** BEGIN SUPPLIED RECORDS **

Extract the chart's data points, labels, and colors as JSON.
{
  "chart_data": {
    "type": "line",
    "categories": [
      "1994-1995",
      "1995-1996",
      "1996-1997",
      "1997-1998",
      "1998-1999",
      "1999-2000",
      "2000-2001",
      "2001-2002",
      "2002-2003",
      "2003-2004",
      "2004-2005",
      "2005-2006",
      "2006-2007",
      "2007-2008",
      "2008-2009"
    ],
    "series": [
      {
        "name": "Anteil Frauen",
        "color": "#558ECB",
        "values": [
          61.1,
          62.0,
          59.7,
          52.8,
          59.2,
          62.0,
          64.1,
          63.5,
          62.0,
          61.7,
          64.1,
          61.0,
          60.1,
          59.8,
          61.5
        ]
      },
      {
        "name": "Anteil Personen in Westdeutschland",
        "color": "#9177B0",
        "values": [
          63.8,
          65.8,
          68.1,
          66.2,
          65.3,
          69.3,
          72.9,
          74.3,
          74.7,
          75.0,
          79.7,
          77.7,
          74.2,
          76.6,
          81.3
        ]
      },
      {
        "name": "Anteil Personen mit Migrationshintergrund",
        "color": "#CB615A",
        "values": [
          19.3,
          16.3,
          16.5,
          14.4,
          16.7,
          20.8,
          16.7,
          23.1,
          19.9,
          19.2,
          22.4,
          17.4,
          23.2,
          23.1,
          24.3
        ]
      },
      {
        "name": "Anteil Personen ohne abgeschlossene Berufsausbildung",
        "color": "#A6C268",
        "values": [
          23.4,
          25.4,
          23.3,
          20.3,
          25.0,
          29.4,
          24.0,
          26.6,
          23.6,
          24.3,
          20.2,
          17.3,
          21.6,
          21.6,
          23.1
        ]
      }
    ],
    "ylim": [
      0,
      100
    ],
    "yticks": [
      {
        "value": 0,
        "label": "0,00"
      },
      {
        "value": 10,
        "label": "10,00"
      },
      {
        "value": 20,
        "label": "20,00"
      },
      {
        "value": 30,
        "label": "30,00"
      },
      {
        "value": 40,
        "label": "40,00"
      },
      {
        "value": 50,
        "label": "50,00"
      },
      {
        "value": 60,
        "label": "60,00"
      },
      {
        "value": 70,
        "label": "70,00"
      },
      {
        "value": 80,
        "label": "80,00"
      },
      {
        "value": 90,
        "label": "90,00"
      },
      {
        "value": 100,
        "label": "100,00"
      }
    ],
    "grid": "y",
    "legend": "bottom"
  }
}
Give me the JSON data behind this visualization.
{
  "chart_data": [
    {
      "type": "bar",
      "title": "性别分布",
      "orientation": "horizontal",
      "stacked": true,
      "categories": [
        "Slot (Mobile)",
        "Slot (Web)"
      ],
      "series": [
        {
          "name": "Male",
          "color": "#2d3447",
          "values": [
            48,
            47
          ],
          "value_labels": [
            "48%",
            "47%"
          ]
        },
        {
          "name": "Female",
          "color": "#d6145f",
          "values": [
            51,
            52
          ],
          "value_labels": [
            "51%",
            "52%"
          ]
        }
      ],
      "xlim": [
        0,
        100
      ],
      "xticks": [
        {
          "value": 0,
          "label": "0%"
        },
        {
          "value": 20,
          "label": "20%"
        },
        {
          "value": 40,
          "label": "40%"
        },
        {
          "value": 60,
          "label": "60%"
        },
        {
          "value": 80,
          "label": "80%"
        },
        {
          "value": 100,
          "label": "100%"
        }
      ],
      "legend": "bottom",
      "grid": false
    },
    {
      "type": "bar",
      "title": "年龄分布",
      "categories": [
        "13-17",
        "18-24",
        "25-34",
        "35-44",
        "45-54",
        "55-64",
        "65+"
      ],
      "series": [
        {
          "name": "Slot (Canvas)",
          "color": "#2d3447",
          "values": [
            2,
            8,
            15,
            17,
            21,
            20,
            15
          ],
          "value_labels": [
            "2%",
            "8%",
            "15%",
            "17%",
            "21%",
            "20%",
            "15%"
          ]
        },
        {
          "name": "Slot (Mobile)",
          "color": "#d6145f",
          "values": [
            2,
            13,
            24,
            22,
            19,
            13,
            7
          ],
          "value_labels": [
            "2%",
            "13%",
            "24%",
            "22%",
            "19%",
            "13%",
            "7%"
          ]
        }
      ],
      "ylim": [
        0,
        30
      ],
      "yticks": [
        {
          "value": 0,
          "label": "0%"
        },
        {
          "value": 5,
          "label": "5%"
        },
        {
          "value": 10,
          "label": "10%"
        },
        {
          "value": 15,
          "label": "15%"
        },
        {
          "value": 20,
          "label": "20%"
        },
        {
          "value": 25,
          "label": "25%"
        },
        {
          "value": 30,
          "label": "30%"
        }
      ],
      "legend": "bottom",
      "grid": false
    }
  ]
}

** END SUPPLIED RECORDS **

▶ **DO THIS**
Can you restate every record above word for word?

▶ **TASK RESPONSE**
Extract the chart's data points, labels, and colors as JSON.
{
  "chart_data": {
    "type": "line",
    "categories": [
      "1994-1995",
      "1995-1996",
      "1996-1997",
      "1997-1998",
      "1998-1999",
      "1999-2000",
      "2000-2001",
      "2001-2002",
      "2002-2003",
      "2003-2004",
      "2004-2005",
      "2005-2006",
      "2006-2007",
      "2007-2008",
      "2008-2009"
    ],
    "series": [
      {
        "name": "Anteil Frauen",
        "color": "#558ECB",
        "values": [
          61.1,
          62.0,
          59.7,
          52.8,
          59.2,
          62.0,
          64.1,
          63.5,
          62.0,
          61.7,
          64.1,
          61.0,
          60.1,
          59.8,
          61.5
        ]
      },
      {
        "name": "Anteil Personen in Westdeutschland",
        "color": "#9177B0",
        "values": [
          63.8,
          65.8,
          68.1,
          66.2,
          65.3,
          69.3,
          72.9,
          74.3,
          74.7,
          75.0,
          79.7,
          77.7,
          74.2,
          76.6,
          81.3
        ]
      },
      {
        "name": "Anteil Personen mit Migrationshintergrund",
        "color": "#CB615A",
        "values": [
          19.3,
          16.3,
          16.5,
          14.4,
          16.7,
          20.8,
          16.7,
          23.1,
          19.9,
          19.2,
          22.4,
          17.4,
          23.2,
          23.1,
          24.3
        ]
      },
      {
        "name": "Anteil Personen ohne abgeschlossene Berufsausbildung",
        "color": "#A6C268",
        "values": [
          23.4,
          25.4,
          23.3,
          20.3,
          25.0,
          29.4,
          24.0,
          26.6,
          23.6,
          24.3,
          20.2,
          17.3,
          21.6,
          21.6,
          23.1
        ]
      }
    ],
    "ylim": [
      0,
      100
    ],
    "yticks": [
      {
        "value": 0,
        "label": "0,00"
      },
      {
        "value": 10,
        "label": "10,00"
      },
      {
        "value": 20,
        "label": "20,00"
      },
      {
        "value": 30,
        "label": "30,00"
      },
      {
        "value": 40,
        "label": "40,00"
      },
      {
        "value": 50,
        "label": "50,00"
      },
      {
        "value": 60,
        "label": "60,00"
      },
      {
        "value": 70,
        "label": "70,00"
      },
      {
        "value": 80,
        "label": "80,00"
      },
      {
        "value": 90,
        "label": "90,00"
      },
      {
        "value": 100,
        "label": "100,00"
      }
    ],
    "grid": "y",
    "legend": "bottom"
  }
}
Give me the JSON data behind this visualization.
{
  "chart_data": [
    {
      "type": "bar",
      "title": "性别分布",
      "orientation": "horizontal",
      "stacked": true,
      "categories": [
        "Slot (Mobile)",
        "Slot (Web)"
      ],
      "series": [
        {
          "name": "Male",
          "color": "#2d3447",
          "values": [
            48,
            47
          ],
          "value_labels": [
            "48%",
            "47%"
          ]
        },
        {
          "name": "Female",
          "color": "#d6145f",
          "values": [
            51,
            52
          ],
          "value_labels": [
            "51%",
            "52%"
          ]
        }
      ],
      "xlim": [
        0,
        100
      ],
      "xticks": [
        {
          "value": 0,
          "label": "0%"
        },
        {
          "value": 20,
          "label": "20%"
        },
        {
          "value": 40,
          "label": "40%"
        },
        {
          "value": 60,
          "label": "60%"
        },
        {
          "value": 80,
          "label": "80%"
        },
        {
          "value": 100,
          "label": "100%"
        }
      ],
      "legend": "bottom",
      "grid": false
    },
    {
      "type": "bar",
      "title": "年龄分布",
      "categories": [
        "13-17",
        "18-24",
        "25-34",
        "35-44",
        "45-54",
        "55-64",
        "65+"
      ],
      "series": [
        {
          "name": "Slot (Canvas)",
          "color": "#2d3447",
          "values": [
            2,
            8,
            15,
            17,
            21,
            20,
            15
          ],
          "value_labels": [
            "2%",
            "8%",
            "15%",
            "17%",
            "21%",
            "20%",
            "15%"
          ]
        },
        {
          "name": "Slot (Mobile)",
          "color": "#d6145f",
          "values": [
            2,
            13,
            24,
            22,
            19,
            13,
            7
          ],
          "value_labels": [
            "2%",
            "13%",
            "24%",
            "22%",
            "19%",
            "13%",
            "7%"
          ]
        }
      ],
      "ylim": [
        0,
        30
      ],
      "yticks": [
        {
          "value": 0,
          "label": "0%"
        },
        {
          "value": 5,
          "label": "5%"
        },
        {
          "value": 10,
          "label": "10%"
        },
        {
          "value": 15,
          "label": "15%"
        },
        {
          "value": 20,
          "label": "20%"
        },
        {
          "value": 25,
          "label": "25%"
        },
        {
          "value": 30,
          "label": "30%"
        }
      ],
      "legend": "bottom",
      "grid": false
    }
  ]
}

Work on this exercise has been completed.